------ TEXTO FORNECIDO ------

A vida tal como a penso

Mais uma vez acordei estremunhado. Persegue-me o sonho de sempre: a pura insatisfação do presente, das formas como penso desejar em que o meu presente se transfigure, em qualquer outra coisa. Loucos sonhos de um individuo em pleno êxtase e sedento de uma realização pessoal. Sonho com o que nunca virá, com o que nunca se realizará. Porque não? No mínimo a resposta é simples: nada faço por isso…
E se fizer? Demanda com todas as minhas forças na procura do sonho, do caminho, de uma auto-realização. E se começar a acreditar que posso mudar algo ou alguém? E se acreditar que a forma do mundo pode depender do modelo que lhe quero dar? Continuará a ser uma esfera? Continuará a girar em torno do astro Pai?
Procurei a palete do arco-íris para, com sorte, colorir o mundo de outras tonalidades. Acreditei que o horizonte das nossas singulares vivências podia ser transfigurado em, supostamente, algo melhor. Procurei sair do círculo da minha existência e observar outros, no mais alargado plano a que poderia aspirar. Calcorreei os trilhos que me levam a ti. Pois é por ti que luto e escravizo a minha liberdade. Em ti me quero perder, para me encontrar como, no mínimo, aspiro a ser. Devaneios de um sonhador em desespero de causa…
Pinto o que vejo conforme as diferentes disposições que vou sentindo. A triplicidade de critérios é simples: se descontente com o tempo que não me sorri, optarei por tonalidades negras da realidade a retratar, onde os brancos apenas surgem enquanto esperança, pouca, de uma mudança a surgir; se contente e motivado com o tempo que há-de vir, invento o maior número de matizes possíveis, enquanto expressão de uma transversal alegria de viver o momento que transborda os limites de uma efémera existência; mas, e diga-se em prol da mais pura verdade, aquele em verdadeiramente vivo, posso chamar o tempo real, por entre tonalidades cinzentas e rosas. Impõem-se uma elucidação dos termos agora expostos. Porquê? Pela mera necessidade de uma visão da vida tal como ela é, ou, pelo menos, como penso que ela é.

------ ENTRADAS FORNECIDAS ------

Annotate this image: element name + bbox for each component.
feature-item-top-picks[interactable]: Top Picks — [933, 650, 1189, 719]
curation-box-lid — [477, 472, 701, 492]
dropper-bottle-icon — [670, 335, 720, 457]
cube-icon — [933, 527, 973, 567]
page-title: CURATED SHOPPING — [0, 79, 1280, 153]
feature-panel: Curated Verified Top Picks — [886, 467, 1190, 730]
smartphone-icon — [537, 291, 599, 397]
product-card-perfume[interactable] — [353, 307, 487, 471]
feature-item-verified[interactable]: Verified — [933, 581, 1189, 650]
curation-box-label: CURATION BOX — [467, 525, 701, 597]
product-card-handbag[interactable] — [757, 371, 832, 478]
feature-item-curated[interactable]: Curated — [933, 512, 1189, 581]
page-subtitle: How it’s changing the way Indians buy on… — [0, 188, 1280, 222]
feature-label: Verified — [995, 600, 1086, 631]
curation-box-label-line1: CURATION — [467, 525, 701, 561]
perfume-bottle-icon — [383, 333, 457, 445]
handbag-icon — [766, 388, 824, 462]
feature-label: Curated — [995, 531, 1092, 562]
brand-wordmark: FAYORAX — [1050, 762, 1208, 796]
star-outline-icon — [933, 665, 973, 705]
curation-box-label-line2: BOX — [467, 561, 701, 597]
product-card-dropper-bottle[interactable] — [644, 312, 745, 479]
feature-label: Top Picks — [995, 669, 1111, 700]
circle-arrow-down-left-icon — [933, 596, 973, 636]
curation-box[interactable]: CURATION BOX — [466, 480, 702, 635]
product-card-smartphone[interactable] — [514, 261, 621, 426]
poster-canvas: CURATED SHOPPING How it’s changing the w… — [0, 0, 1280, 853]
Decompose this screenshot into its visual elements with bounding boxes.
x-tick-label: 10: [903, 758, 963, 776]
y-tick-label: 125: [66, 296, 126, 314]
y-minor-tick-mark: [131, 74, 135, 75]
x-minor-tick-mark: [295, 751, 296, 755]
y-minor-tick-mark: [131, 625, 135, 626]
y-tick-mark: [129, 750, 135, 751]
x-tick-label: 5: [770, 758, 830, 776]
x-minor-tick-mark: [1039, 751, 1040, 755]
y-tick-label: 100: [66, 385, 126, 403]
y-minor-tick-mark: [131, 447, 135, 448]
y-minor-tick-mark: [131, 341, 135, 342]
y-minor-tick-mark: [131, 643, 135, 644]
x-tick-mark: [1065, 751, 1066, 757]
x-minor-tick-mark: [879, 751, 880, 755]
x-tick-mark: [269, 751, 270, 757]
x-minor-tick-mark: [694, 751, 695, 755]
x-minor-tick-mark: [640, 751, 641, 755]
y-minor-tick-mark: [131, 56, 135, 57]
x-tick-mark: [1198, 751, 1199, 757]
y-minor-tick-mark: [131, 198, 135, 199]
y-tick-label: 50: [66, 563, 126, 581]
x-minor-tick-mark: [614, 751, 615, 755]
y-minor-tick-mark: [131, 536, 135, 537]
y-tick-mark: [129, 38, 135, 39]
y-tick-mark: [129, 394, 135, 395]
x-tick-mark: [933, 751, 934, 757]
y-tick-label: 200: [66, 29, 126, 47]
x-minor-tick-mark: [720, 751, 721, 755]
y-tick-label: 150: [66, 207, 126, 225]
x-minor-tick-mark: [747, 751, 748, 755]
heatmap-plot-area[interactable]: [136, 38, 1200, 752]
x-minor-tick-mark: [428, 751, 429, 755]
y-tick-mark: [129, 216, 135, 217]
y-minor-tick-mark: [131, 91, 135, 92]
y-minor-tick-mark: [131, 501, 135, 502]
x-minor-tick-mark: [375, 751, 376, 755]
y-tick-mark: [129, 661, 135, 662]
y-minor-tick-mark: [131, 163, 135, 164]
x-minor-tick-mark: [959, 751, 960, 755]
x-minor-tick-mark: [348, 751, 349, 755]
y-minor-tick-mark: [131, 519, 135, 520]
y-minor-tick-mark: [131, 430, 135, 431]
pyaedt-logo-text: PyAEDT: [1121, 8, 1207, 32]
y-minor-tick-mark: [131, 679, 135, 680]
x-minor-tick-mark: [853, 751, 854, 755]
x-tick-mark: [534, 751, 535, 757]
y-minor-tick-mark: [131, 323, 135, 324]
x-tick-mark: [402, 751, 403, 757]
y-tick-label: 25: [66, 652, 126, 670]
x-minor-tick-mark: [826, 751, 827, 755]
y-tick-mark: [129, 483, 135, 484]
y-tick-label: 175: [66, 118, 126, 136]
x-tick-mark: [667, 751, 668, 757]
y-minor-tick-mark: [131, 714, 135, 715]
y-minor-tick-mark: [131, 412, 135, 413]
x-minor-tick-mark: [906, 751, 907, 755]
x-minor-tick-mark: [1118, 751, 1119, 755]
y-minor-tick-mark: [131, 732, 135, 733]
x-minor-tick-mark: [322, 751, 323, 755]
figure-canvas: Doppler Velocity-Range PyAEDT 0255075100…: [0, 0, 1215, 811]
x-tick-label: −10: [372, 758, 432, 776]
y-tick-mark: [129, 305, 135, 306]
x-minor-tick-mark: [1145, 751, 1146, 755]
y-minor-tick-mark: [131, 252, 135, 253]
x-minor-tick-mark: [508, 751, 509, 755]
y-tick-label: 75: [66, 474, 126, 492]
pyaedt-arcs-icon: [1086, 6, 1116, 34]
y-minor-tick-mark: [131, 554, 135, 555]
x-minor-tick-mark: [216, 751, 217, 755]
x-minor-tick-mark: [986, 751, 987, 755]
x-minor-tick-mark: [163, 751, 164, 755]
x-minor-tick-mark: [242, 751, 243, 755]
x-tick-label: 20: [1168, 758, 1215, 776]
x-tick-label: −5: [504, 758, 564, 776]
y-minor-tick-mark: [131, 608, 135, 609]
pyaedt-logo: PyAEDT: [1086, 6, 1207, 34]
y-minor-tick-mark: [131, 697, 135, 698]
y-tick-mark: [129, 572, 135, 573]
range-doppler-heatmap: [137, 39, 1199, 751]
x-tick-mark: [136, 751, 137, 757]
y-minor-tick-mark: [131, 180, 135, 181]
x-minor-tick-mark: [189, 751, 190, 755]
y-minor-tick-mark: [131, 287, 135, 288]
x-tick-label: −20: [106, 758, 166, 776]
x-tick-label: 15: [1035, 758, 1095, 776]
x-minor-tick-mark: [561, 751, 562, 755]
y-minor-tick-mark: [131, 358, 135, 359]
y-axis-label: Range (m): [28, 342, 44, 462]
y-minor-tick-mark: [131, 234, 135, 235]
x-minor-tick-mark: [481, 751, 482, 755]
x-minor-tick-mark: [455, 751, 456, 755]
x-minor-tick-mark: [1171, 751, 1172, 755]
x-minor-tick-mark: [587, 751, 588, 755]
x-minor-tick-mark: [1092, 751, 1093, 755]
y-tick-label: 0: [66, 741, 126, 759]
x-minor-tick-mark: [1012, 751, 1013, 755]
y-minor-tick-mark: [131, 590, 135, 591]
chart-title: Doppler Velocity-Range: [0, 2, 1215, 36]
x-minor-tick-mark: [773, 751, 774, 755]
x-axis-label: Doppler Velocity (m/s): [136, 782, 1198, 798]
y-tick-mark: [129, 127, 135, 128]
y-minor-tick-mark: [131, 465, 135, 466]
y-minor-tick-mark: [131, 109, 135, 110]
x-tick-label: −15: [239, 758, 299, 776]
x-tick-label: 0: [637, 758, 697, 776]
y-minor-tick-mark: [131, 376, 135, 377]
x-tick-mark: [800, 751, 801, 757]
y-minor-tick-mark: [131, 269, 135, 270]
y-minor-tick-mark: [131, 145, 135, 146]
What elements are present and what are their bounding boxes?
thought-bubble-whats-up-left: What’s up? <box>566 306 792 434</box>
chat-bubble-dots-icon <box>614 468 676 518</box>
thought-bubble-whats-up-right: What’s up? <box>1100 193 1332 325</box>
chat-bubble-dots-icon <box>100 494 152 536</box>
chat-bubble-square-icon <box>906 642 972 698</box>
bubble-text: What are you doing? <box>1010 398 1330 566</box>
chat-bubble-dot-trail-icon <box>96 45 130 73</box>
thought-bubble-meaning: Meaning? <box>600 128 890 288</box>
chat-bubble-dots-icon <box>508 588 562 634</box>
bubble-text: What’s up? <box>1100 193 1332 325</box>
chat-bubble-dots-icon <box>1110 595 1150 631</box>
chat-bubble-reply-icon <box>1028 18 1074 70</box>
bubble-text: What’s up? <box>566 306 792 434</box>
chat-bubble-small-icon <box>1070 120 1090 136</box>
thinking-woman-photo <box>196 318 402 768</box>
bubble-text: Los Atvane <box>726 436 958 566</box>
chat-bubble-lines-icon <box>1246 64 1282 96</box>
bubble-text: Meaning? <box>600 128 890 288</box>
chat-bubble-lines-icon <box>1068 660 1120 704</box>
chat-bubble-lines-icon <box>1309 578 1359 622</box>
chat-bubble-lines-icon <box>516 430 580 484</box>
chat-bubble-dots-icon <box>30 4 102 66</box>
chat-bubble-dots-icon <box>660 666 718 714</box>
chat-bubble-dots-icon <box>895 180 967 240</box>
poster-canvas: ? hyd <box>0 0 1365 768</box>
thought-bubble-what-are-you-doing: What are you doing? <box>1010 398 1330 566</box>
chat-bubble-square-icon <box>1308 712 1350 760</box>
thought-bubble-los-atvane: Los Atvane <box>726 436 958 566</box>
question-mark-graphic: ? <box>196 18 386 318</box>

------

> TAREFAS A REALIZAR
(1) Edite o trecho do texto sobre a vida que começa nas palavras "Mais uma vez" e termina depois de "do astro Pai?". Nesse trecho, substitua "esfera" por "bola".
(2) Continue o texto sobre a vida a partir do ponto em que ele termina.

> RESPOSTAS ÀS TAREFAS
(1)
Mais uma vez acordei estremunhado. Persegue-me o sonho de sempre: a pura insatisfação do presente, das formas como penso desejar em que o meu presente se transfigure, em qualquer outra coisa. Loucos sonhos de um individuo em pleno êxtase e sedento de uma realização pessoal. Sonho com o que nunca virá, com o que nunca se realizará. Porque não? No mínimo a resposta é simples: nada faço por isso…
E se fizer? Demanda com todas as minhas forças na procura do sonho, do caminho, de uma auto-realização. E se começar a acreditar que posso mudar algo ou alguém? E se acreditar que a forma do mundo pode depender do modelo que lhe quero dar? Continuará a ser uma bola? Continuará a girar em torno do astro Pai?

(2)
Em cinzentos reinos nos movimentamos, nunca sabendo ao certo qual a certeza dos caminhos que trilhamos. Logicamente, se é que podemos acreditar na mesma, indeferimos inúmeras direcções, por simples oposição ao que tomamos. Aqui poderá consistir a nossa suposta liberdade de opção: entre muitos, definimos aquele que se afigura como o melhor curso existencial, e se estamos naqueles dias, os mais habituais, seguimos por aí, não por certeza de um espírito iluminado, mas tão simplesmente porque temos de seguir por algum lado. O critério da necessidade impõe-se à nossa consciência, seja ela o que for.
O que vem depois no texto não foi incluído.